**SUPPLIED RECORDS**
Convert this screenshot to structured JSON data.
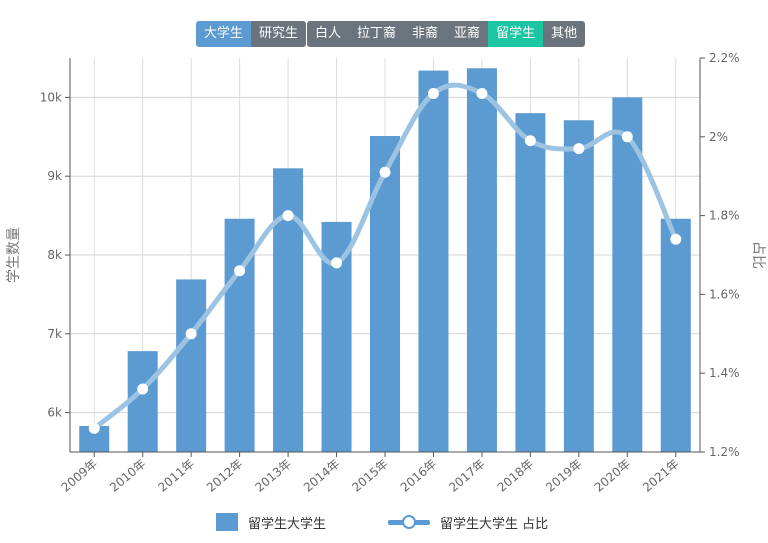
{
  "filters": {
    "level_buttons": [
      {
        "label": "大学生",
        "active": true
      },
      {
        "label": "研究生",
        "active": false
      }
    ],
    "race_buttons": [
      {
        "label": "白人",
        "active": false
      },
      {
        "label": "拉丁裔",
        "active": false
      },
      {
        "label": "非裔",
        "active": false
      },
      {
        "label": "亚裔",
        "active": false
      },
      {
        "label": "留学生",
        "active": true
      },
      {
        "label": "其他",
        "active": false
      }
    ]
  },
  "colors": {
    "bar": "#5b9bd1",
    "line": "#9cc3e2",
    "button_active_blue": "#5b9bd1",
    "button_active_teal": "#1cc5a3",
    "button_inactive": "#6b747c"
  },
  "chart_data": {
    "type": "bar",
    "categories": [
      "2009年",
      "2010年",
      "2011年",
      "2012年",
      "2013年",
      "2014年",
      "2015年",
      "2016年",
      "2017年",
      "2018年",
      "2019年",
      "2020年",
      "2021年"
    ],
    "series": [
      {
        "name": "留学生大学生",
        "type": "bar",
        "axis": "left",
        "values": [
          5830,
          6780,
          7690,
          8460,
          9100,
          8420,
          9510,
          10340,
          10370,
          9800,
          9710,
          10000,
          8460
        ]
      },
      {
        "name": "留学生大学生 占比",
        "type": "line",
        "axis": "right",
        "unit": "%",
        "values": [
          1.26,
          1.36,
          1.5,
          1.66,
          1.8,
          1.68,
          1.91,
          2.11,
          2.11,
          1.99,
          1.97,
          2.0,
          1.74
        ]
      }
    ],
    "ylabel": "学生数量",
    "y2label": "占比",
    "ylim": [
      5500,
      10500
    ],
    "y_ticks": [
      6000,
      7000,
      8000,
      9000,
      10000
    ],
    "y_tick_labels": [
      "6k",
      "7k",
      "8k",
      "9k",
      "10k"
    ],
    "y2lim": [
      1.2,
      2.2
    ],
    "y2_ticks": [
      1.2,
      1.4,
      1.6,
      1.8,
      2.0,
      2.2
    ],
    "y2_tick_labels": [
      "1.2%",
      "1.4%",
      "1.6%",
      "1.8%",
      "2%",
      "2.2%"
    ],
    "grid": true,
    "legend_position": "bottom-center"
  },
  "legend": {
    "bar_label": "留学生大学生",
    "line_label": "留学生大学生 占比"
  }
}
---
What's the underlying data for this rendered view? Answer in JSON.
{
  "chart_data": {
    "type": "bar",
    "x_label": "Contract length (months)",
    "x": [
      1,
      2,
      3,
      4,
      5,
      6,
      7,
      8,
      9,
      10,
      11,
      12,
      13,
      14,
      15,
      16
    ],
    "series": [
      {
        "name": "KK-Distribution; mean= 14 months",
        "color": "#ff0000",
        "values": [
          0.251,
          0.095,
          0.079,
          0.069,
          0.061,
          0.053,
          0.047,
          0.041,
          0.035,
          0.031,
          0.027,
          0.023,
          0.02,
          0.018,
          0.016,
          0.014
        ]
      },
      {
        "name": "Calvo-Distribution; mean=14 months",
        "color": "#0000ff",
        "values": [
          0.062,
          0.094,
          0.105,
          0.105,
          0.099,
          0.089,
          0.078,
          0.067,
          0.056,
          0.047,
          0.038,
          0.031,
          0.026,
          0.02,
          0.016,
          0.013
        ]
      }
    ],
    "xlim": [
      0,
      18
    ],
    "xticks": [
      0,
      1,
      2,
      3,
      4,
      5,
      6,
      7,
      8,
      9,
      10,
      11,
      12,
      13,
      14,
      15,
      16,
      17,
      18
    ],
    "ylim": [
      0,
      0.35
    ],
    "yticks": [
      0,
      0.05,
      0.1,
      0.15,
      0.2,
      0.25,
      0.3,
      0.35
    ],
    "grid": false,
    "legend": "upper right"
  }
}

**WRITTEN REQUEST**
Return every line above that contains the word "months".

**FINISHED TASK**
    "x_label": "Contract length (months)",
        "name": "KK-Distribution; mean= 14 months",
        "name": "Calvo-Distribution; mean=14 months",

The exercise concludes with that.